Make an exact copy of each entry, leaving out every picture.

Provided records —
--- START ---

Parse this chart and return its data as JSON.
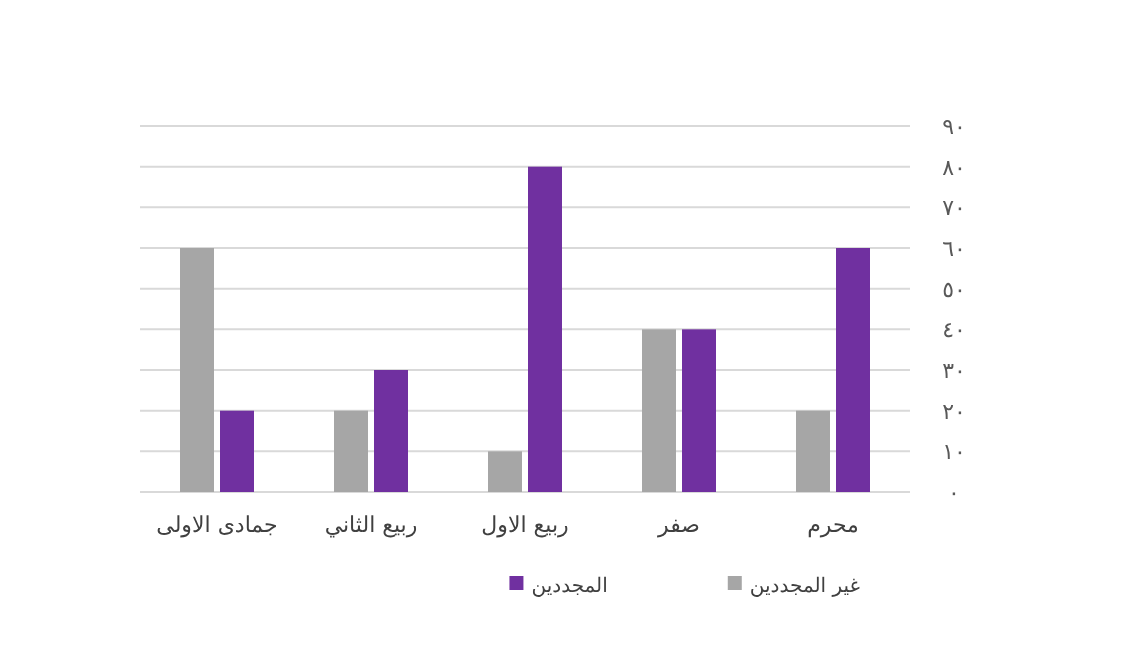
{
  "chart_data": {
    "type": "bar",
    "categories": [
      "جمادى الاولى",
      "ربيع الثاني",
      "ربيع الاول",
      "صفر",
      "محرم"
    ],
    "series": [
      {
        "name": "غير المجددين",
        "color": "#a6a6a6",
        "values": [
          60,
          20,
          10,
          40,
          20
        ]
      },
      {
        "name": "المجددين",
        "color": "#7030a0",
        "values": [
          20,
          30,
          80,
          40,
          60
        ]
      }
    ],
    "ylim": [
      0,
      90
    ],
    "yticks": [
      {
        "value": 0,
        "label": "٠"
      },
      {
        "value": 10,
        "label": "١٠"
      },
      {
        "value": 20,
        "label": "٢٠"
      },
      {
        "value": 30,
        "label": "٣٠"
      },
      {
        "value": 40,
        "label": "٤٠"
      },
      {
        "value": 50,
        "label": "٥٠"
      },
      {
        "value": 60,
        "label": "٦٠"
      },
      {
        "value": 70,
        "label": "٧٠"
      },
      {
        "value": 80,
        "label": "٨٠"
      },
      {
        "value": 90,
        "label": "٩٠"
      }
    ],
    "grid": "y",
    "legend": "bottom"
  }
}
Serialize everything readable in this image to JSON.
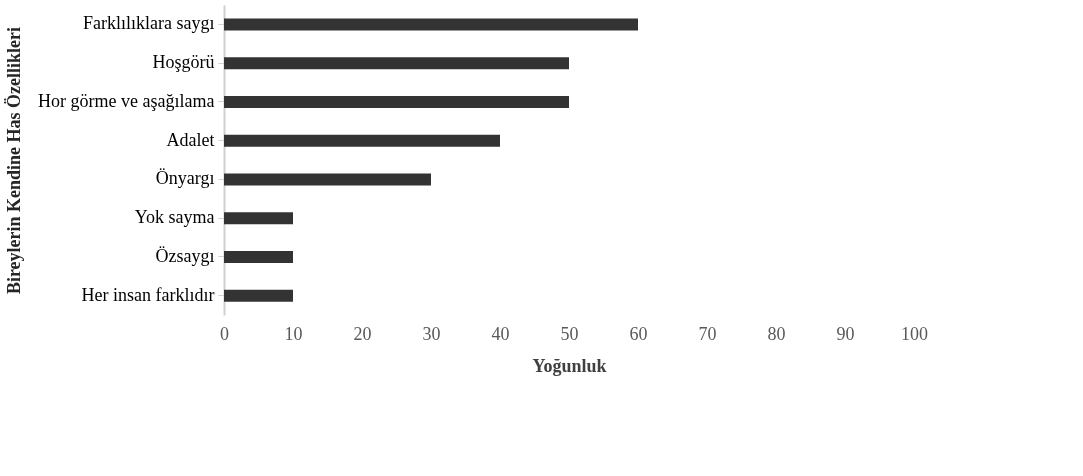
{
  "chart_data": {
    "type": "bar",
    "orientation": "horizontal",
    "xlabel": "Yoğunluk",
    "ylabel": "Bireylerin Kendine Has Özellikleri",
    "categories": [
      "Farklılıklara saygı",
      "Hoşgörü",
      "Hor görme ve aşağılama",
      "Adalet",
      "Önyargı",
      "Yok sayma",
      "Özsaygı",
      "Her insan farklıdır"
    ],
    "values": [
      60,
      50,
      50,
      40,
      30,
      10,
      10,
      10
    ],
    "color": "#333333",
    "xlim": [
      0,
      100
    ],
    "xticks": [
      0,
      10,
      20,
      30,
      40,
      50,
      60,
      70,
      80,
      90,
      100
    ],
    "grid": false
  }
}
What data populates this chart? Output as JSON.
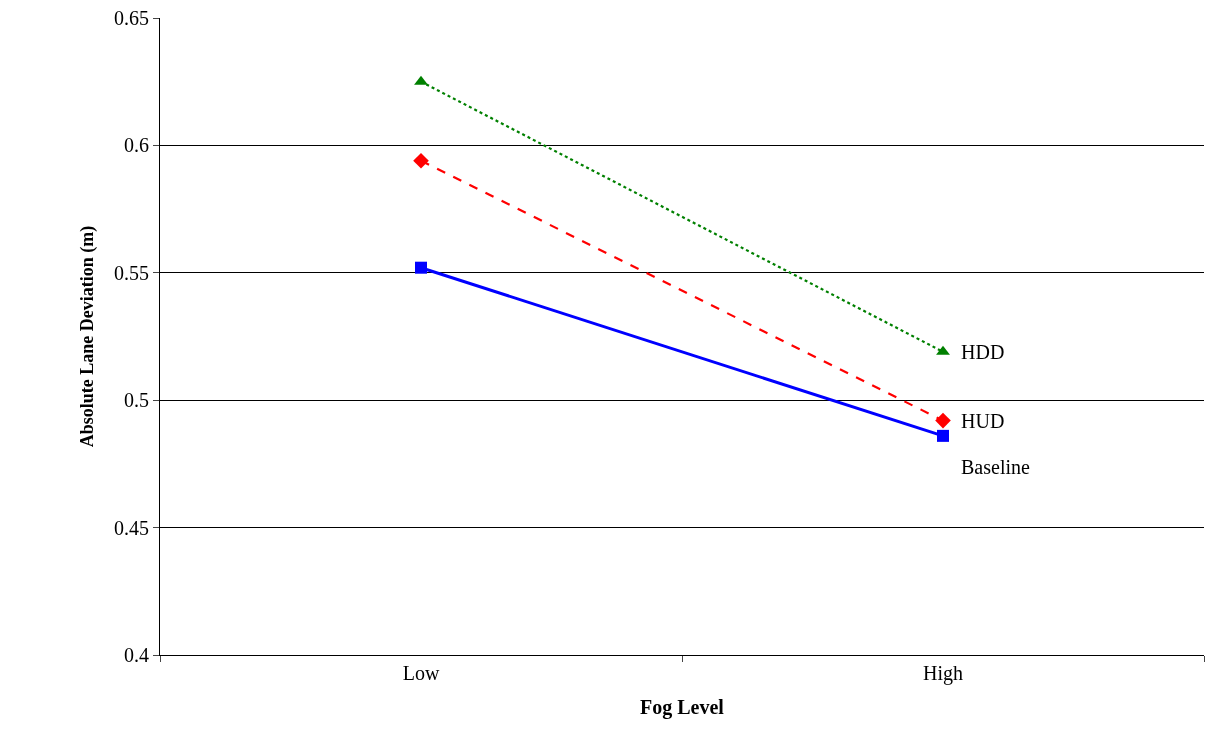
{
  "chart_data": {
    "type": "line",
    "xlabel": "Fog Level",
    "ylabel": "Absolute Lane Deviation (m)",
    "categories": [
      "Low",
      "High"
    ],
    "series": [
      {
        "name": "HDD",
        "color": "#008000",
        "values": [
          0.625,
          0.519
        ],
        "marker": "triangle",
        "line_style": "dotted"
      },
      {
        "name": "HUD",
        "color": "#ff0000",
        "values": [
          0.594,
          0.492
        ],
        "marker": "diamond",
        "line_style": "dashed"
      },
      {
        "name": "Baseline",
        "color": "#0000ff",
        "values": [
          0.552,
          0.486
        ],
        "marker": "square",
        "line_style": "solid"
      }
    ],
    "ylim": [
      0.4,
      0.65
    ],
    "yticks": [
      0.4,
      0.45,
      0.5,
      0.55,
      0.6,
      0.65
    ],
    "grid": "y",
    "legend": false
  }
}
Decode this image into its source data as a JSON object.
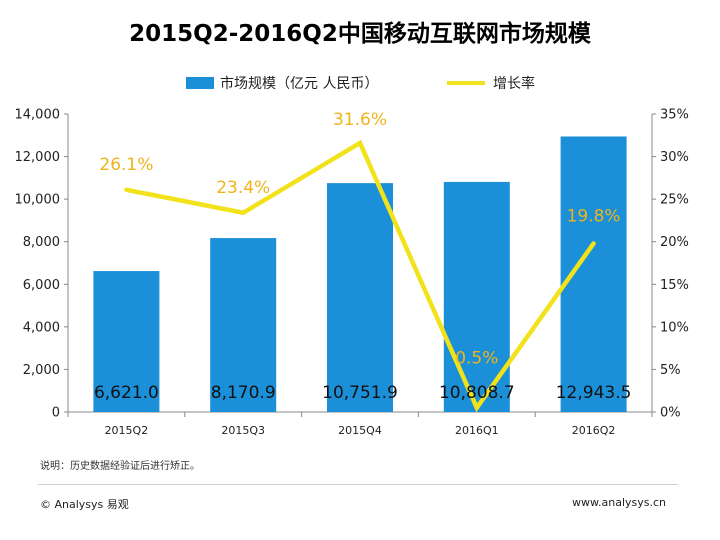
{
  "title": "2015Q2-2016Q2中国移动互联网市场规模",
  "legend": {
    "bar_label": "市场规模（亿元 人民币）",
    "line_label": "增长率"
  },
  "footnote": "说明：历史数据经验证后进行矫正。",
  "footer": {
    "copyright": "© Analysys 易观",
    "website": "www.analysys.cn"
  },
  "colors": {
    "bar": "#1b8fd8",
    "line": "#f2e21b",
    "rate_label": "#f0b41a"
  },
  "chart_data": {
    "type": "bar",
    "title": "2015Q2-2016Q2中国移动互联网市场规模",
    "categories": [
      "2015Q2",
      "2015Q3",
      "2015Q4",
      "2016Q1",
      "2016Q2"
    ],
    "series": [
      {
        "name": "市场规模（亿元 人民币）",
        "type": "bar",
        "axis": "left",
        "values": [
          6621.0,
          8170.9,
          10751.9,
          10808.7,
          12943.5
        ],
        "labels": [
          "6,621.0",
          "8,170.9",
          "10,751.9",
          "10,808.7",
          "12,943.5"
        ]
      },
      {
        "name": "增长率",
        "type": "line",
        "axis": "right",
        "values": [
          26.1,
          23.4,
          31.6,
          0.5,
          19.8
        ],
        "labels": [
          "26.1%",
          "23.4%",
          "31.6%",
          "0.5%",
          "19.8%"
        ]
      }
    ],
    "y_left": {
      "min": 0,
      "max": 14000,
      "ticks": [
        0,
        2000,
        4000,
        6000,
        8000,
        10000,
        12000,
        14000
      ],
      "tick_labels": [
        "0",
        "2,000",
        "4,000",
        "6,000",
        "8,000",
        "10,000",
        "12,000",
        "14,000"
      ]
    },
    "y_right": {
      "min": 0,
      "max": 35,
      "ticks": [
        0,
        5,
        10,
        15,
        20,
        25,
        30,
        35
      ],
      "tick_labels": [
        "0%",
        "5%",
        "10%",
        "15%",
        "20%",
        "25%",
        "30%",
        "35%"
      ]
    },
    "grid": false,
    "legend_position": "top"
  }
}
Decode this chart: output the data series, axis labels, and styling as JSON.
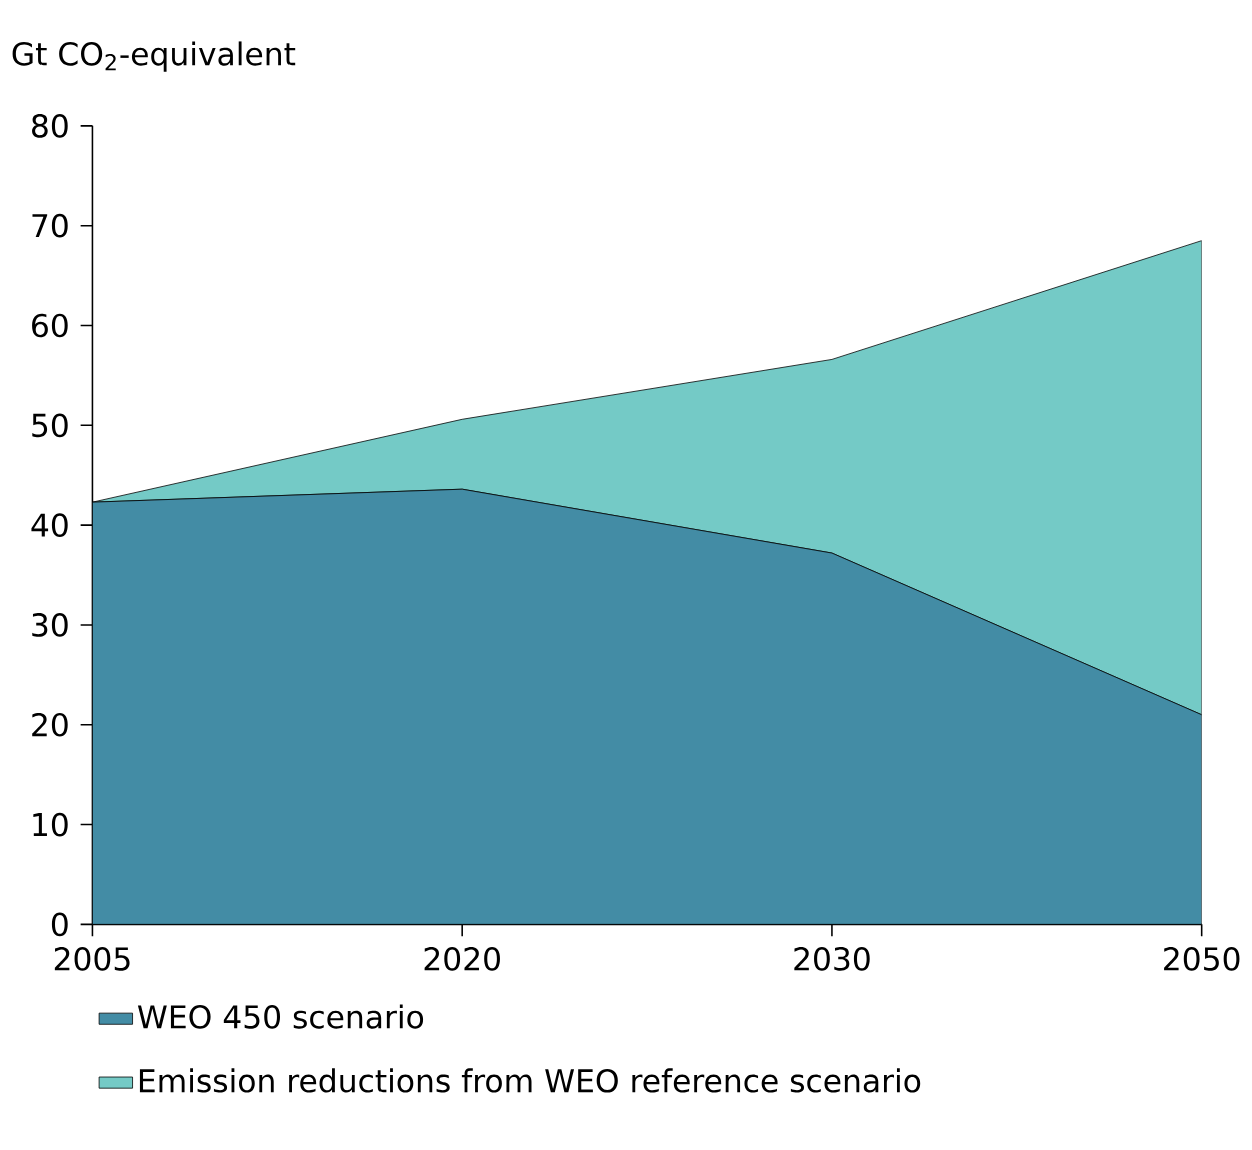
{
  "chart_data": {
    "type": "area",
    "ylabel": "Gt CO$_{2}$-equivalent",
    "categories": [
      "2005",
      "2020",
      "2030",
      "2050"
    ],
    "stacked": true,
    "ylim": [
      0,
      80
    ],
    "yticks": [
      0,
      10,
      20,
      30,
      40,
      50,
      60,
      70,
      80
    ],
    "legend": "bottom",
    "series": [
      {
        "name": "WEO 450 scenario",
        "color": "#438ca5",
        "values": [
          42.3,
          43.6,
          37.2,
          21.0
        ]
      },
      {
        "name": "Emission reductions from WEO reference scenario",
        "color": "#74cac6",
        "values": [
          0,
          7.0,
          19.4,
          47.5
        ]
      }
    ]
  }
}
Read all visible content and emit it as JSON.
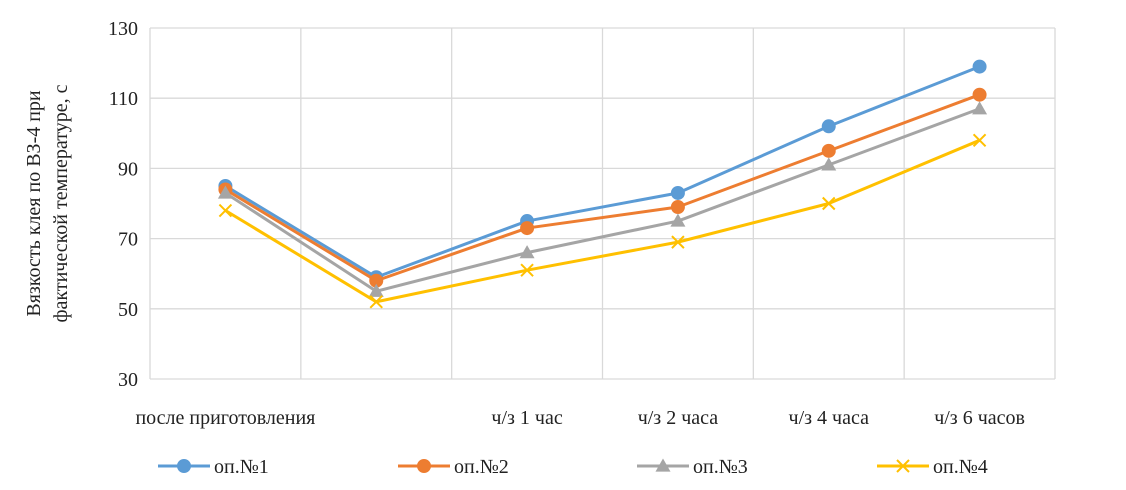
{
  "chart_data": {
    "type": "line",
    "title": "",
    "xlabel": "",
    "ylabel_lines": [
      "Вязкость клея по ВЗ-4 при",
      "фактической температуре, с"
    ],
    "categories": [
      "после приготовления",
      "",
      "ч/з 1 час",
      "ч/з 2 часа",
      "ч/з 4 часа",
      "ч/з 6 часов"
    ],
    "ylim": [
      30,
      130
    ],
    "yticks": [
      30,
      50,
      70,
      90,
      110,
      130
    ],
    "grid": true,
    "legend_position": "bottom",
    "series": [
      {
        "name": "оп.№1",
        "color": "#5B9BD5",
        "marker": "circle",
        "values": [
          85,
          59,
          75,
          83,
          102,
          119
        ]
      },
      {
        "name": "оп.№2",
        "color": "#ED7D31",
        "marker": "circle",
        "values": [
          84,
          58,
          73,
          79,
          95,
          111
        ]
      },
      {
        "name": "оп.№3",
        "color": "#A5A5A5",
        "marker": "triangle",
        "values": [
          83,
          55,
          66,
          75,
          91,
          107
        ]
      },
      {
        "name": "оп.№4",
        "color": "#FFC000",
        "marker": "cross",
        "values": [
          78,
          52,
          61,
          69,
          80,
          98
        ]
      }
    ]
  }
}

--- END ---

Output —
Parse this chart and return its data as JSON.
{
  "chart_data": {
    "type": "bar",
    "categories": [
      "جمادى الاولى",
      "ربيع الثاني",
      "ربيع الاول",
      "صفر",
      "محرم"
    ],
    "series": [
      {
        "name": "غير المجددين",
        "color": "#a6a6a6",
        "values": [
          60,
          20,
          10,
          40,
          20
        ]
      },
      {
        "name": "المجددين",
        "color": "#7030a0",
        "values": [
          20,
          30,
          80,
          40,
          60
        ]
      }
    ],
    "ylim": [
      0,
      90
    ],
    "yticks": [
      {
        "value": 0,
        "label": "٠"
      },
      {
        "value": 10,
        "label": "١٠"
      },
      {
        "value": 20,
        "label": "٢٠"
      },
      {
        "value": 30,
        "label": "٣٠"
      },
      {
        "value": 40,
        "label": "٤٠"
      },
      {
        "value": 50,
        "label": "٥٠"
      },
      {
        "value": 60,
        "label": "٦٠"
      },
      {
        "value": 70,
        "label": "٧٠"
      },
      {
        "value": 80,
        "label": "٨٠"
      },
      {
        "value": 90,
        "label": "٩٠"
      }
    ],
    "grid": "y",
    "legend": "bottom"
  }
}
Serialize everything readable in this image to JSON.
{
  "chart_data": {
    "type": "bar",
    "orientation": "horizontal",
    "xlabel": "Yoğunluk",
    "ylabel": "Bireylerin Kendine Has Özellikleri",
    "categories": [
      "Farklılıklara saygı",
      "Hoşgörü",
      "Hor görme ve aşağılama",
      "Adalet",
      "Önyargı",
      "Yok sayma",
      "Özsaygı",
      "Her insan farklıdır"
    ],
    "values": [
      60,
      50,
      50,
      40,
      30,
      10,
      10,
      10
    ],
    "color": "#333333",
    "xlim": [
      0,
      100
    ],
    "xticks": [
      0,
      10,
      20,
      30,
      40,
      50,
      60,
      70,
      80,
      90,
      100
    ],
    "grid": false
  }
}
What data populates this chart? Output as JSON.
{
  "chart_data": {
    "type": "line",
    "xlabel": "Fog Level",
    "ylabel": "Absolute Lane Deviation (m)",
    "categories": [
      "Low",
      "High"
    ],
    "series": [
      {
        "name": "HDD",
        "color": "#008000",
        "values": [
          0.625,
          0.519
        ],
        "marker": "triangle",
        "line_style": "dotted"
      },
      {
        "name": "HUD",
        "color": "#ff0000",
        "values": [
          0.594,
          0.492
        ],
        "marker": "diamond",
        "line_style": "dashed"
      },
      {
        "name": "Baseline",
        "color": "#0000ff",
        "values": [
          0.552,
          0.486
        ],
        "marker": "square",
        "line_style": "solid"
      }
    ],
    "ylim": [
      0.4,
      0.65
    ],
    "yticks": [
      0.4,
      0.45,
      0.5,
      0.55,
      0.6,
      0.65
    ],
    "grid": "y",
    "legend": false
  }
}
Decode this image into its source data as a JSON object.
{
  "title": "2015Q2-2016Q2中国移动互联网市场规模",
  "legend": {
    "bar_label": "市场规模（亿元 人民币）",
    "line_label": "增长率"
  },
  "footnote": "说明：历史数据经验证后进行矫正。",
  "footer": {
    "copyright": "© Analysys 易观",
    "website": "www.analysys.cn"
  },
  "colors": {
    "bar": "#1b8fd8",
    "line": "#f2e21b",
    "rate_label": "#f0b41a"
  },
  "chart_data": {
    "type": "bar",
    "title": "2015Q2-2016Q2中国移动互联网市场规模",
    "categories": [
      "2015Q2",
      "2015Q3",
      "2015Q4",
      "2016Q1",
      "2016Q2"
    ],
    "series": [
      {
        "name": "市场规模（亿元 人民币）",
        "type": "bar",
        "axis": "left",
        "values": [
          6621.0,
          8170.9,
          10751.9,
          10808.7,
          12943.5
        ],
        "labels": [
          "6,621.0",
          "8,170.9",
          "10,751.9",
          "10,808.7",
          "12,943.5"
        ]
      },
      {
        "name": "增长率",
        "type": "line",
        "axis": "right",
        "values": [
          26.1,
          23.4,
          31.6,
          0.5,
          19.8
        ],
        "labels": [
          "26.1%",
          "23.4%",
          "31.6%",
          "0.5%",
          "19.8%"
        ]
      }
    ],
    "y_left": {
      "min": 0,
      "max": 14000,
      "ticks": [
        0,
        2000,
        4000,
        6000,
        8000,
        10000,
        12000,
        14000
      ],
      "tick_labels": [
        "0",
        "2,000",
        "4,000",
        "6,000",
        "8,000",
        "10,000",
        "12,000",
        "14,000"
      ]
    },
    "y_right": {
      "min": 0,
      "max": 35,
      "ticks": [
        0,
        5,
        10,
        15,
        20,
        25,
        30,
        35
      ],
      "tick_labels": [
        "0%",
        "5%",
        "10%",
        "15%",
        "20%",
        "25%",
        "30%",
        "35%"
      ]
    },
    "grid": false,
    "legend_position": "top"
  }
}
Decode this chart: output the data series, axis labels, and styling as JSON.
{
  "chart_data": {
    "type": "area",
    "ylabel": "Gt CO$_{2}$-equivalent",
    "categories": [
      "2005",
      "2020",
      "2030",
      "2050"
    ],
    "stacked": true,
    "ylim": [
      0,
      80
    ],
    "yticks": [
      0,
      10,
      20,
      30,
      40,
      50,
      60,
      70,
      80
    ],
    "legend": "bottom",
    "series": [
      {
        "name": "WEO 450 scenario",
        "color": "#438ca5",
        "values": [
          42.3,
          43.6,
          37.2,
          21.0
        ]
      },
      {
        "name": "Emission reductions from WEO reference scenario",
        "color": "#74cac6",
        "values": [
          0,
          7.0,
          19.4,
          47.5
        ]
      }
    ]
  }
}
Read all visible content and emit it as JSON.
{
  "chart_data": {
    "type": "line",
    "title": "",
    "xlabel": "",
    "ylabel_lines": [
      "Вязкость клея по ВЗ-4 при",
      "фактической температуре, с"
    ],
    "categories": [
      "после приготовления",
      "",
      "ч/з 1 час",
      "ч/з 2 часа",
      "ч/з 4 часа",
      "ч/з 6 часов"
    ],
    "ylim": [
      30,
      130
    ],
    "yticks": [
      30,
      50,
      70,
      90,
      110,
      130
    ],
    "grid": true,
    "legend_position": "bottom",
    "series": [
      {
        "name": "оп.№1",
        "color": "#5B9BD5",
        "marker": "circle",
        "values": [
          85,
          59,
          75,
          83,
          102,
          119
        ]
      },
      {
        "name": "оп.№2",
        "color": "#ED7D31",
        "marker": "circle",
        "values": [
          84,
          58,
          73,
          79,
          95,
          111
        ]
      },
      {
        "name": "оп.№3",
        "color": "#A5A5A5",
        "marker": "triangle",
        "values": [
          83,
          55,
          66,
          75,
          91,
          107
        ]
      },
      {
        "name": "оп.№4",
        "color": "#FFC000",
        "marker": "cross",
        "values": [
          78,
          52,
          61,
          69,
          80,
          98
        ]
      }
    ]
  }
}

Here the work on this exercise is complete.